• [WORK INSTRUCTIONS] Each line of the material below that holds the word "Regret" needs to be copied.

Figure dataset records

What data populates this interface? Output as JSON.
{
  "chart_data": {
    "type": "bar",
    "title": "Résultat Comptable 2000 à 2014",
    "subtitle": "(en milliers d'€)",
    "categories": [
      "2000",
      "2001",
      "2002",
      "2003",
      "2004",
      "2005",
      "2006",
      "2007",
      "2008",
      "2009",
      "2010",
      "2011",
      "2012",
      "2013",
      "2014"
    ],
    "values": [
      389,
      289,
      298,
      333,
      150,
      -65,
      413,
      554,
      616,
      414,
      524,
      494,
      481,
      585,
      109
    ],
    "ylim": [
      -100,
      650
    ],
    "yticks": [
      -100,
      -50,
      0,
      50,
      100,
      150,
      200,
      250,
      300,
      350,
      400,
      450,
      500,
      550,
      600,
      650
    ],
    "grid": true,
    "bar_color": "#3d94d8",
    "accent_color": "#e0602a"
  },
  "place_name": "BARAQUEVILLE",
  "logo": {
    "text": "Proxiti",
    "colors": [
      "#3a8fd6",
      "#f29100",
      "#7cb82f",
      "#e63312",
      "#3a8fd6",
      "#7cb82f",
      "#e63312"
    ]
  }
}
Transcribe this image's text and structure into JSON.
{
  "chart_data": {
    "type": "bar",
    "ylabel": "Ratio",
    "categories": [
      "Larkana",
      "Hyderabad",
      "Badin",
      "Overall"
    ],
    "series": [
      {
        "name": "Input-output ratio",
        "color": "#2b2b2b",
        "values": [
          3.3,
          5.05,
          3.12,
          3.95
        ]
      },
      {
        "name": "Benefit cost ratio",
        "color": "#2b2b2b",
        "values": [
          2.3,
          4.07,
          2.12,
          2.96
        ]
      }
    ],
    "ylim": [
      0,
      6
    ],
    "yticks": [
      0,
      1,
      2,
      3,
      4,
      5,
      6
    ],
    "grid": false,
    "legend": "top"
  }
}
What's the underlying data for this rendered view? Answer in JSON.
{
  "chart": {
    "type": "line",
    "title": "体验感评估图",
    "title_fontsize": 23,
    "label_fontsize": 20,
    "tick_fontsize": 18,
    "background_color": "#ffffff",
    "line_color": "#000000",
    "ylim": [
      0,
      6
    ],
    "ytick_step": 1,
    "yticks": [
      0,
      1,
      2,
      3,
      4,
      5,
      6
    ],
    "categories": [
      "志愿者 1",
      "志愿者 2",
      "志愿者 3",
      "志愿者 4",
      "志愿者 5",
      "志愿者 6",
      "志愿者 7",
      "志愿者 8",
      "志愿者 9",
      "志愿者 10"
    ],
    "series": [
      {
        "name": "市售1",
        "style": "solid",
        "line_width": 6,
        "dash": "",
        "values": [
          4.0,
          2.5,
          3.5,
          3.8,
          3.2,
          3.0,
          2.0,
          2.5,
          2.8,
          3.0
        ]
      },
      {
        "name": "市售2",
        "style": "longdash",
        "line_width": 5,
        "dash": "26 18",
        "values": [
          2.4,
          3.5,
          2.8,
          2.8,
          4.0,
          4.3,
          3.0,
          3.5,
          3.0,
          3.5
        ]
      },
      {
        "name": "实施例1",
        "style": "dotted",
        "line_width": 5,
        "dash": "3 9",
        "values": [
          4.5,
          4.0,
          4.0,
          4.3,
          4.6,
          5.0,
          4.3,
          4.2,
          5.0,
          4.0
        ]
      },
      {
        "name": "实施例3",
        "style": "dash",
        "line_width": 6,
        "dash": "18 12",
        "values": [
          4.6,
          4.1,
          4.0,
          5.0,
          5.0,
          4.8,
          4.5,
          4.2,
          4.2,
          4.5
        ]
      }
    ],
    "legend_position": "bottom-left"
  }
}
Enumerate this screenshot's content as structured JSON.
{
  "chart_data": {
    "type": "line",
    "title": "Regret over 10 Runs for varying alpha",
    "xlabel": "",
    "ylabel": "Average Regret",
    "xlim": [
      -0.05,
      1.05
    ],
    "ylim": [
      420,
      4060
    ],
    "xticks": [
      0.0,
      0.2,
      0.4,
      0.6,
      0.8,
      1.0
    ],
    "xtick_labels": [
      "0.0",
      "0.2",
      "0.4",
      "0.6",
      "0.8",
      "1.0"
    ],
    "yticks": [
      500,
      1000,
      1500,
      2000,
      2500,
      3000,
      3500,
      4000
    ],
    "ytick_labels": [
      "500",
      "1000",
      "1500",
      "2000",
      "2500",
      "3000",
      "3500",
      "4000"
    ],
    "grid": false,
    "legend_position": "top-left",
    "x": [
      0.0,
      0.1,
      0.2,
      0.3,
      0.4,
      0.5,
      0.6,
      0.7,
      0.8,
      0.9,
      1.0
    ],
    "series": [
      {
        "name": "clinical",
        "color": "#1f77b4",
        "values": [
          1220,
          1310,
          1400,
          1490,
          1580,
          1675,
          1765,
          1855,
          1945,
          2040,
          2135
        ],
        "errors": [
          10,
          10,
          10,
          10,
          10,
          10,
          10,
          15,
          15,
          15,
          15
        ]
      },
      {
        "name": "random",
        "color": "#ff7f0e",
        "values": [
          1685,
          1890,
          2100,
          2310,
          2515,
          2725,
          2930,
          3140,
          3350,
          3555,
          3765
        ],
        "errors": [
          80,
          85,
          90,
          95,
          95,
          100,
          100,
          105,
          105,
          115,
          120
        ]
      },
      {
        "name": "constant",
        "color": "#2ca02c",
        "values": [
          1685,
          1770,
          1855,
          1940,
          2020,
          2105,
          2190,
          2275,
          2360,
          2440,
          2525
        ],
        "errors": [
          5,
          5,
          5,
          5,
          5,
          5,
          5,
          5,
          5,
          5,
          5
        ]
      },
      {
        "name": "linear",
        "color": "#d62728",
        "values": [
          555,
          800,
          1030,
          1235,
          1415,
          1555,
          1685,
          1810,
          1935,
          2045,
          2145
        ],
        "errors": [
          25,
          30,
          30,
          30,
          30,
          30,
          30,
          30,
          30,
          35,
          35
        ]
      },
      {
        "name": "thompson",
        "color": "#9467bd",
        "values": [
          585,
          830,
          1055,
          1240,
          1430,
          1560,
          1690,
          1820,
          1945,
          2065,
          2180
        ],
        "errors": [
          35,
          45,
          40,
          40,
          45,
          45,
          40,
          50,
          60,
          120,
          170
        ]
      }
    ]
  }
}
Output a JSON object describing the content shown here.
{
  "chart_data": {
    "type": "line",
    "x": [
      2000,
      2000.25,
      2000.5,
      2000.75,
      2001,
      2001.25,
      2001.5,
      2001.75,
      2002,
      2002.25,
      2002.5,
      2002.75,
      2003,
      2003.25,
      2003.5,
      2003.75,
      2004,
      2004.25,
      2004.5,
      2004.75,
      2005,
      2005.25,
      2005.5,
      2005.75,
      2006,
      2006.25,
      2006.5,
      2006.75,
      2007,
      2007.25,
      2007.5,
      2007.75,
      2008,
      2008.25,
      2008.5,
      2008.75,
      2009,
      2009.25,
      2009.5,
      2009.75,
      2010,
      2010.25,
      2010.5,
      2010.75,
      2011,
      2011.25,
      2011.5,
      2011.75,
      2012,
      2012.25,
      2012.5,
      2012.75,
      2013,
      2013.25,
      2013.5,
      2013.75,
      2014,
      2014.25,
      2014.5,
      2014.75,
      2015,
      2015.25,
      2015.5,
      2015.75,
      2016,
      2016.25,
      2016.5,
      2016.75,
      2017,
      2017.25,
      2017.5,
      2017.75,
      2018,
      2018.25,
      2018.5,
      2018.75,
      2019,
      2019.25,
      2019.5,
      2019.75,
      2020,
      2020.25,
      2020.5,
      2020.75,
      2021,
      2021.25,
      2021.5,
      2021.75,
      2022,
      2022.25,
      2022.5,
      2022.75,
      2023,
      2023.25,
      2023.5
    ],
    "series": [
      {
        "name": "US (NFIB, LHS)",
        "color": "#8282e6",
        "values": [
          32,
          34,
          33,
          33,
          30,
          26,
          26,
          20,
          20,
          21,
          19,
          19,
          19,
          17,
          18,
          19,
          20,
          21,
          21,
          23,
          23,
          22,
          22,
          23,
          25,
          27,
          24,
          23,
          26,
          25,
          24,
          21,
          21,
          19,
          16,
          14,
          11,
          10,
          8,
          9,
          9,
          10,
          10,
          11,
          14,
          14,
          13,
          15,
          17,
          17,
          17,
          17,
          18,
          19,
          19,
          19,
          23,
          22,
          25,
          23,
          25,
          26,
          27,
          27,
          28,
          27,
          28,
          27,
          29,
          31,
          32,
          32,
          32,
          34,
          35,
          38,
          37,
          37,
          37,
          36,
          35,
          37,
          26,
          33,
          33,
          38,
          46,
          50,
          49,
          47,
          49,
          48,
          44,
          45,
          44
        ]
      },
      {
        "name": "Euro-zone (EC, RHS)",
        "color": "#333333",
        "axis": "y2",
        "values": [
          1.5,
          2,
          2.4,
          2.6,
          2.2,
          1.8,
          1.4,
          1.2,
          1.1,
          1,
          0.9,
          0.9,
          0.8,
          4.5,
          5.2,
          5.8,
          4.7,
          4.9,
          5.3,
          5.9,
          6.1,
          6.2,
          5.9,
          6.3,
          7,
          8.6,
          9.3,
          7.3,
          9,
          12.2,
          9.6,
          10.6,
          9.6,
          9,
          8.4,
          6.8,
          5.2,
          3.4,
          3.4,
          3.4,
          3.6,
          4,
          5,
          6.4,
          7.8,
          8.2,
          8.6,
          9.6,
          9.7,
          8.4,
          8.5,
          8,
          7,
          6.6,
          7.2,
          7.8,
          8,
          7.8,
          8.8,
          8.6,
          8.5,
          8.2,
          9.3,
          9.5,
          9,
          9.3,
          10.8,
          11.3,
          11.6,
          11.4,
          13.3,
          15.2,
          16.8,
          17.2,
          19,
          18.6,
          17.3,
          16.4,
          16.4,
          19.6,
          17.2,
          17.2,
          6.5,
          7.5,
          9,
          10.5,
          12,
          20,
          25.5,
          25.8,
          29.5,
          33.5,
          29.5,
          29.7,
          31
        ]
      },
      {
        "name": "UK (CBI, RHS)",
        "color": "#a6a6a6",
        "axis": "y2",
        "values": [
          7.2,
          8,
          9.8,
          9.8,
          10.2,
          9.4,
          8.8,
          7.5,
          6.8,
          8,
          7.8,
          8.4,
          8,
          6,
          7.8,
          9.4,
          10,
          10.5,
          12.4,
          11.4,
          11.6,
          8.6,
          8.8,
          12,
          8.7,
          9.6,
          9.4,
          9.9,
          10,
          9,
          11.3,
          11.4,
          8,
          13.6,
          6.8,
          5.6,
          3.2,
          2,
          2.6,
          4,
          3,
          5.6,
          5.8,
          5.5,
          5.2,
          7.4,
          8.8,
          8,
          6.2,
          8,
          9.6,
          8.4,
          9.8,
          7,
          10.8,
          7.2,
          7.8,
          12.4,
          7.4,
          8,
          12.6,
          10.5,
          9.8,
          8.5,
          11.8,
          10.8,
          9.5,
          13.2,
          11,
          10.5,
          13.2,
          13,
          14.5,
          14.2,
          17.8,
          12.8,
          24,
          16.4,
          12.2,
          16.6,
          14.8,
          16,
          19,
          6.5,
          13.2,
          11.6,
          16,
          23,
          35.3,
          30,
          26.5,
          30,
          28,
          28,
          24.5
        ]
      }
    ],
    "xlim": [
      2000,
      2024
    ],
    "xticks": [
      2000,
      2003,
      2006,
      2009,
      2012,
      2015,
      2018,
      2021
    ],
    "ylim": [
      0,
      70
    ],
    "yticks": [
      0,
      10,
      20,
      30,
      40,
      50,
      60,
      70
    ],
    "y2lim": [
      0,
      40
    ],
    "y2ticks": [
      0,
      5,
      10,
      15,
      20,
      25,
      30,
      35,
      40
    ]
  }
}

• [OUTPUT OF THE EXERCISE]
    "title": "Regret over 10 Runs for varying alpha",
    "ylabel": "Average Regret",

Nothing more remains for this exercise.